Source text =>
★ ★ ★
Thailand has granted its first virtual bank operating licence to the Clicx bank consortium, paving the way for the country’s first digital-only banking institution under the Bank of Thailand’s newly adopted virtual banking framework.

According to Fintech News Singapore, the Bank of Thailand granted the licence on 14 May 2026, making Clicx the first approved virtual bank applicant in the country to secure an operating licence. The finance minister also approved commercial banking and regulated payment services for the entity, which is backed by Krungthai Bank, Advanced Info Service (AIS), and PTT Oil and Retail Business (the “OR” unit of the state-owned PTT Group) in a consortium that brings together banking, telecommunications, and energy retail expertise.

Clicx plans to serve underserved customers with irregular income or limited traditional financial records, including gig workers, small merchants, new workers, and other financially excluded segments. The bank will rely on artificial intelligence and non-traditional data sources to assess customer creditworthiness, incorporating data linked to everyday behaviour and service usage. This marks a significant departure from conventional collateral-based lending models that have long excluded large swathes of the Thai population from formal financial services.
★ ★ ★
Data for recognizing document structure:
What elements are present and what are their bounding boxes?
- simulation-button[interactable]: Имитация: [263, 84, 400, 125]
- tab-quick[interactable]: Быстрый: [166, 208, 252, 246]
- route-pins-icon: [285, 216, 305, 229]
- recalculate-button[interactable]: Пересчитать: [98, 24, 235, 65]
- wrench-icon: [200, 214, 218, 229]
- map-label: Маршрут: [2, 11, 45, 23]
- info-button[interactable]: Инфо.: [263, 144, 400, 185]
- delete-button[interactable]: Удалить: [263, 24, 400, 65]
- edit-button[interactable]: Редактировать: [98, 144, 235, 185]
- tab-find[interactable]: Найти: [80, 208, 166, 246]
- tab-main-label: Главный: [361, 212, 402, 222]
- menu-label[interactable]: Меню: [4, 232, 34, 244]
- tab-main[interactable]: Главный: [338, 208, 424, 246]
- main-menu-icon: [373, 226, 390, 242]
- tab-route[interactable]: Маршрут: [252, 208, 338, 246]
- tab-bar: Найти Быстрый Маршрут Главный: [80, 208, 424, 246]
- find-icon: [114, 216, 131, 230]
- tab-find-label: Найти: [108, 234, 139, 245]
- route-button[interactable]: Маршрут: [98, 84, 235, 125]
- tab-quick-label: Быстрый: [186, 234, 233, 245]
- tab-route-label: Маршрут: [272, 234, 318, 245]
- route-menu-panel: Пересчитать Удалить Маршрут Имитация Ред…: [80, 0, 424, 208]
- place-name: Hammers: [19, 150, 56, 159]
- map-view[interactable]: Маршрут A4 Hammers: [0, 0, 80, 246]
★ ★ ★
Exercise objective =>
Continue the article on Thailand's first virtual bank licence from where it stops.

Result for this exercise =>
Thailand approved three virtual bank applications in June 2025: the ACM Holding consortium, the Krungthai-AIS-OR consortium, and the SCB X-WEBANK-KakaoBank consortium. The regulator has allowed additional time for setup beyond the original one-year timeline, with Bank of Thailand Governor Vitai Ratanakorn indicating that at least two virtual banks should begin operations by the end of 2026. Clicx plans to launch services next month. Its approval marks a decisive progression in Thailand’s ambition to deepen financial inclusion through digital banking innovation, while establishing key precedents for AI-driven underwriting and alternative credit scoring in Southeast Asia.